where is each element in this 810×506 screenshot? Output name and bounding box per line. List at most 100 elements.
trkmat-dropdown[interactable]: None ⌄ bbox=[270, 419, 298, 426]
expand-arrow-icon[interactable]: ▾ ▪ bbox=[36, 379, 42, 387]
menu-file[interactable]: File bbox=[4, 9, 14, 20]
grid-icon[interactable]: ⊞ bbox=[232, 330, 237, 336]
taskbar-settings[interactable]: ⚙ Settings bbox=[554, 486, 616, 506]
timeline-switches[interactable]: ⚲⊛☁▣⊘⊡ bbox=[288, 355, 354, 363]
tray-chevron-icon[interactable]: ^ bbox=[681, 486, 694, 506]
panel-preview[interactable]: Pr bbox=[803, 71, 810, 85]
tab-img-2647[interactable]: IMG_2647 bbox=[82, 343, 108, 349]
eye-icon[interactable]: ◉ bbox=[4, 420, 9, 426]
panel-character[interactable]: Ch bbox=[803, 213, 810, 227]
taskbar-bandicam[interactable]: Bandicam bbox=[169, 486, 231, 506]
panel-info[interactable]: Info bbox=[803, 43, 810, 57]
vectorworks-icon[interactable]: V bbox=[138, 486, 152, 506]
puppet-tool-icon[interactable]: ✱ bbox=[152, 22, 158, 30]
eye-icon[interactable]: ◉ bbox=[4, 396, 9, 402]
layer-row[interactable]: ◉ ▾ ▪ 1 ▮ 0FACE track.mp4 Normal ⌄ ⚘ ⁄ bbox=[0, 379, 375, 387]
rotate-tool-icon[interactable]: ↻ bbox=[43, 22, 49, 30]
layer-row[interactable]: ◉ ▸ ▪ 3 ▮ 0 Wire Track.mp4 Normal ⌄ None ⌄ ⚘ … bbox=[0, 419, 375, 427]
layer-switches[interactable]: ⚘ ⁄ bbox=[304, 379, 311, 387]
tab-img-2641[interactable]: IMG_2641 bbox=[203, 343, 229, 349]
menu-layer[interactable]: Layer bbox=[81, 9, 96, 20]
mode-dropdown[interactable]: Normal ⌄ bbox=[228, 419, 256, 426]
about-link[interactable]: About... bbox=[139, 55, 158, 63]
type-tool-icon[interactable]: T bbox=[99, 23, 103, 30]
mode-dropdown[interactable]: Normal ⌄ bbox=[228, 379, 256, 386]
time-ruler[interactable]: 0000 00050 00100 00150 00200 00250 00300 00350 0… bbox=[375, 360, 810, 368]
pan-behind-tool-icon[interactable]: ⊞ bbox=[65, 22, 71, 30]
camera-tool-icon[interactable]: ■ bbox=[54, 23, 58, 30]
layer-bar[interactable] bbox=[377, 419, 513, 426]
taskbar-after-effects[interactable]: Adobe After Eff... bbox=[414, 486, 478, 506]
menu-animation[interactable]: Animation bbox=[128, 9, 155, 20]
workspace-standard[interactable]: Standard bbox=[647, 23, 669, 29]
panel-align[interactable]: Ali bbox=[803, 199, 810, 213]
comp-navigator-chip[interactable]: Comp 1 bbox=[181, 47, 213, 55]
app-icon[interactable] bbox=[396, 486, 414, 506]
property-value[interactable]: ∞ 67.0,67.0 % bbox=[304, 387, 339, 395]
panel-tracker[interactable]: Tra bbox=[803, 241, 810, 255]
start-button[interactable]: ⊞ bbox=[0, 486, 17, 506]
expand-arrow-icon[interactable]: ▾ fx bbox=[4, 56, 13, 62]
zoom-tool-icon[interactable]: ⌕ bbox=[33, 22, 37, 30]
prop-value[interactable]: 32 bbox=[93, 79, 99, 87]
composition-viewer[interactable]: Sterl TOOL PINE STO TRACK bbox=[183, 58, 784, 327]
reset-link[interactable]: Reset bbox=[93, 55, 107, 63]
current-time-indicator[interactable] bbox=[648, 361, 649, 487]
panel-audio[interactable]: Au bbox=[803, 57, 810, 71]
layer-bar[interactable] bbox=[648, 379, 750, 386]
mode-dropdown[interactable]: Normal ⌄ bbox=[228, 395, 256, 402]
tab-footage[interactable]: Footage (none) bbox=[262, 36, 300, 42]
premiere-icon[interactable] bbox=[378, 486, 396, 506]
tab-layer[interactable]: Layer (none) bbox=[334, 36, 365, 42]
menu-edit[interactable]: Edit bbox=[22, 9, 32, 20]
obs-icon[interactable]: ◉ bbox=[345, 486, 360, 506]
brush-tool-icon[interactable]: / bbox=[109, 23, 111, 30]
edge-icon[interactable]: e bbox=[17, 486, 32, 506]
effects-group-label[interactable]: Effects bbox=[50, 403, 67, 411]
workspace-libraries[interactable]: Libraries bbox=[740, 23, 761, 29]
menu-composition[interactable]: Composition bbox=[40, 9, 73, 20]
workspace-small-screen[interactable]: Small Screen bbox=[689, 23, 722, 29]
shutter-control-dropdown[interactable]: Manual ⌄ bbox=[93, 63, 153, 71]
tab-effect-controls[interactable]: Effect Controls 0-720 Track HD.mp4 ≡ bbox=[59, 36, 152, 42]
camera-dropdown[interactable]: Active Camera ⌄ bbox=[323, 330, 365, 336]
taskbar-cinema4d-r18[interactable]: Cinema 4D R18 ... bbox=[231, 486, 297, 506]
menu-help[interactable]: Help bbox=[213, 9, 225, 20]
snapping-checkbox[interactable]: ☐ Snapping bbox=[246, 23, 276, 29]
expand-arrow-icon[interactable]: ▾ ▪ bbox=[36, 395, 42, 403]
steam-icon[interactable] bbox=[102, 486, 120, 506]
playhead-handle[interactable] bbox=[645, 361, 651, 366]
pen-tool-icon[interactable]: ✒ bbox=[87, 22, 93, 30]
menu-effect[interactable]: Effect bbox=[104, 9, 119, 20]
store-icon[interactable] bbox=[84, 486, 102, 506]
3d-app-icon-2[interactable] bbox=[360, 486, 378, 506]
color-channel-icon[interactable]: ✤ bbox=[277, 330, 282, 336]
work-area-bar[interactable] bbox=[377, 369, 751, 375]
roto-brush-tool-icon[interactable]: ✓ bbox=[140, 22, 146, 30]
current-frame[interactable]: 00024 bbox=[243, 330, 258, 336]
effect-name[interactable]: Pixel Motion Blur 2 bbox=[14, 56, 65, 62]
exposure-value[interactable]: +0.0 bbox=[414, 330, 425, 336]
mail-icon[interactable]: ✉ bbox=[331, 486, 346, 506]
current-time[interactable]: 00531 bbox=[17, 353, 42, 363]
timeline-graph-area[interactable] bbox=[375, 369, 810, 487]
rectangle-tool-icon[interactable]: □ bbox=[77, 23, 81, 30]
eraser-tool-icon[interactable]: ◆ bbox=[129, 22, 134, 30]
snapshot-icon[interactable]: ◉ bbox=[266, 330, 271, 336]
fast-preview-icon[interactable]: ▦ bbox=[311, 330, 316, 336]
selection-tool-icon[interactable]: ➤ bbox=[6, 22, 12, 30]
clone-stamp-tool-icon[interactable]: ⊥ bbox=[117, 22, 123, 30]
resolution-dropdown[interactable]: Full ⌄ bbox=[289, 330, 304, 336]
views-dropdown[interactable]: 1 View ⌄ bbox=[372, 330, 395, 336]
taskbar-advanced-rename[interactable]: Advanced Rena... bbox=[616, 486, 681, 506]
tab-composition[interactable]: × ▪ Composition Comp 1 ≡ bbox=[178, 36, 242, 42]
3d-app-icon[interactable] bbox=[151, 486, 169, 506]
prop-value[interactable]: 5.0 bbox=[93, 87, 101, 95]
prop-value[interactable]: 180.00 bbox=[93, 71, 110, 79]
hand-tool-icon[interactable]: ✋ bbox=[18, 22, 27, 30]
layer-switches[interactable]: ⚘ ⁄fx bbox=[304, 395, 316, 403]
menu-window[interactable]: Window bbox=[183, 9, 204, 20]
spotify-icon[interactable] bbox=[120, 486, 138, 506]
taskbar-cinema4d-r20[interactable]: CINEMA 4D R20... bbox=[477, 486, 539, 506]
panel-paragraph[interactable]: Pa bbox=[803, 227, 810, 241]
* * * * * * * * *
EXERCISE: Rewrite the entries from the start through the line holding "grid-icon[interactable]: ⊞ bbox=[232, 330, 237, 336]", inclusive, as a JSON list of strings with one string per line.

EXERCISE OUTPUT:
[
  "where is each element in this 810×506 screenshot? Output name and bounding box per line. List at most 100 elements.",
  "trkmat-dropdown[interactable]: None ⌄ bbox=[270, 419, 298, 426]",
  "expand-arrow-icon[interactable]: ▾ ▪ bbox=[36, 379, 42, 387]",
  "menu-file[interactable]: File bbox=[4, 9, 14, 20]",
  "grid-icon[interactable]: ⊞ bbox=[232, 330, 237, 336]"
]